**RECORDS PROVIDED:**
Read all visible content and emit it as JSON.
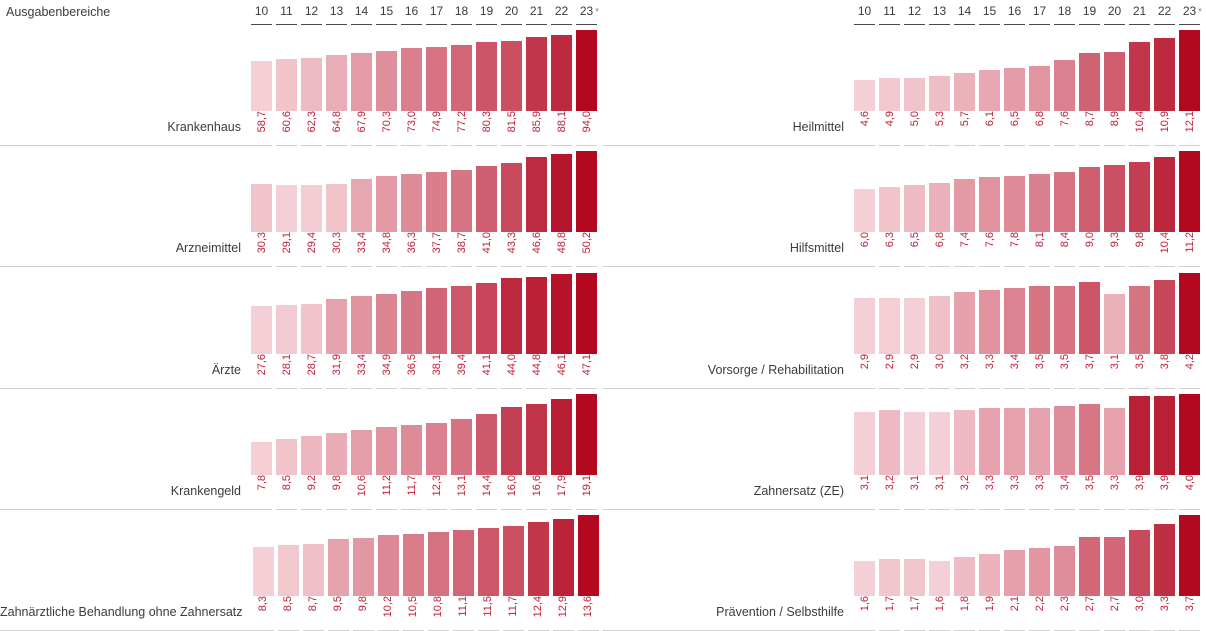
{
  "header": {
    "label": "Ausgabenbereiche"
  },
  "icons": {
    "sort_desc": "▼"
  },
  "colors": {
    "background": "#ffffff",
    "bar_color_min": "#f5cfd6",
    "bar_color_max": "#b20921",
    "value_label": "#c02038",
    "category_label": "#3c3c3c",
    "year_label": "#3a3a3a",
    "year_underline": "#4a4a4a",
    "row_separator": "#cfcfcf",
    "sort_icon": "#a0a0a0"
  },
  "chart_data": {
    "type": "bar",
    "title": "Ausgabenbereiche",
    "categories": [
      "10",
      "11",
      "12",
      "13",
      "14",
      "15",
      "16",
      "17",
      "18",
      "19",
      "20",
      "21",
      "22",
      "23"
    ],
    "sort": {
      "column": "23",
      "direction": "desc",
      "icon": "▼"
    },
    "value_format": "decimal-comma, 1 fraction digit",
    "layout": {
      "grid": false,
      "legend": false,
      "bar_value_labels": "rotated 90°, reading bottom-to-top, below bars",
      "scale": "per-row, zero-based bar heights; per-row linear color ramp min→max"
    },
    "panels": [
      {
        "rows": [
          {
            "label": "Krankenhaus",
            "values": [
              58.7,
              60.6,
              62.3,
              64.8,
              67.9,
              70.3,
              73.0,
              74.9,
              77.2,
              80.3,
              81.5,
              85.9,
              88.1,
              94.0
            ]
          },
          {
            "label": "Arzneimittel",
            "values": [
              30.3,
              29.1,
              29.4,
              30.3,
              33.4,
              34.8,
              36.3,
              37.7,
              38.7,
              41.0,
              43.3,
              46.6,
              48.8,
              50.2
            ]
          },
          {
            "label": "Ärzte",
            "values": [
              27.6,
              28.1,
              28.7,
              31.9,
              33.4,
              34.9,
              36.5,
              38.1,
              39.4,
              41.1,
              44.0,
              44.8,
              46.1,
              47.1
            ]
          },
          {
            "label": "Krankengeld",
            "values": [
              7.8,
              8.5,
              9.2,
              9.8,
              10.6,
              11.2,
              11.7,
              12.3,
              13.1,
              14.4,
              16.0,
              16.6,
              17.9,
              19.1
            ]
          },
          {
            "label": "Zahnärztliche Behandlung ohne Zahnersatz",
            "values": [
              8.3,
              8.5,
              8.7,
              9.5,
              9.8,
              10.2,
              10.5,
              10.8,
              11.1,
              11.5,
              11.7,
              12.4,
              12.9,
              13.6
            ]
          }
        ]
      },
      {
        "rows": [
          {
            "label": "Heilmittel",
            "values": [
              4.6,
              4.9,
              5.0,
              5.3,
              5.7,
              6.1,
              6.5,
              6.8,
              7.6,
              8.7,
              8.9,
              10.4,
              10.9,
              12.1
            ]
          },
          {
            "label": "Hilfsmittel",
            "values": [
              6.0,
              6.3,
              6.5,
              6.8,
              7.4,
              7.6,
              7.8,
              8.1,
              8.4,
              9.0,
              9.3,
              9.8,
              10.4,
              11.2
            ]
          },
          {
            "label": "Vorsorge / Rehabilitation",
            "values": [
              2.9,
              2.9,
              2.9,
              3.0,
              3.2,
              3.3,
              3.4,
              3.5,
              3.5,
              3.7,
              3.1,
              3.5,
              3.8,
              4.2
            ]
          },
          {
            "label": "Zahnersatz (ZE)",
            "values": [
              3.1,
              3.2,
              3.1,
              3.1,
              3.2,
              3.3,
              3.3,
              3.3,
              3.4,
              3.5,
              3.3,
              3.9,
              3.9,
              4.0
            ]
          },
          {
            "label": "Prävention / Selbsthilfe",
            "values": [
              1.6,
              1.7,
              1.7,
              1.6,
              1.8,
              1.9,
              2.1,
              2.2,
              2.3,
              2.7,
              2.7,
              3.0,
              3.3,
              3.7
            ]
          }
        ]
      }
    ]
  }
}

---

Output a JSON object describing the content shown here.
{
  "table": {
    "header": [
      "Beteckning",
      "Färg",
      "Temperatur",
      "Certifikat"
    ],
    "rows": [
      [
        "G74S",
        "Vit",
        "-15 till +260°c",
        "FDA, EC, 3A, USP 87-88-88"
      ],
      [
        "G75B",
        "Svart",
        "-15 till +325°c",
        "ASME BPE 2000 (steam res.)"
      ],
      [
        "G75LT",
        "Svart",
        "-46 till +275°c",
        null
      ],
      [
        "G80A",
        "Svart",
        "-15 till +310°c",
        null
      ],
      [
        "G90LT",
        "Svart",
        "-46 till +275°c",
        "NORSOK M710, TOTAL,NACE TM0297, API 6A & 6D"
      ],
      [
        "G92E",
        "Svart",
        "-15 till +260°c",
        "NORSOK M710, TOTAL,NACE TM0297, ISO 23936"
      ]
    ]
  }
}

**TASK TO CARRY OUT:** Return from the data every line that holds "TOTAL".

**EXERCISE SOLUTION:**
        "NORSOK M710, TOTAL,NACE TM0297, API 6A & 6D"
        "NORSOK M710, TOTAL,NACE TM0297, ISO 23936"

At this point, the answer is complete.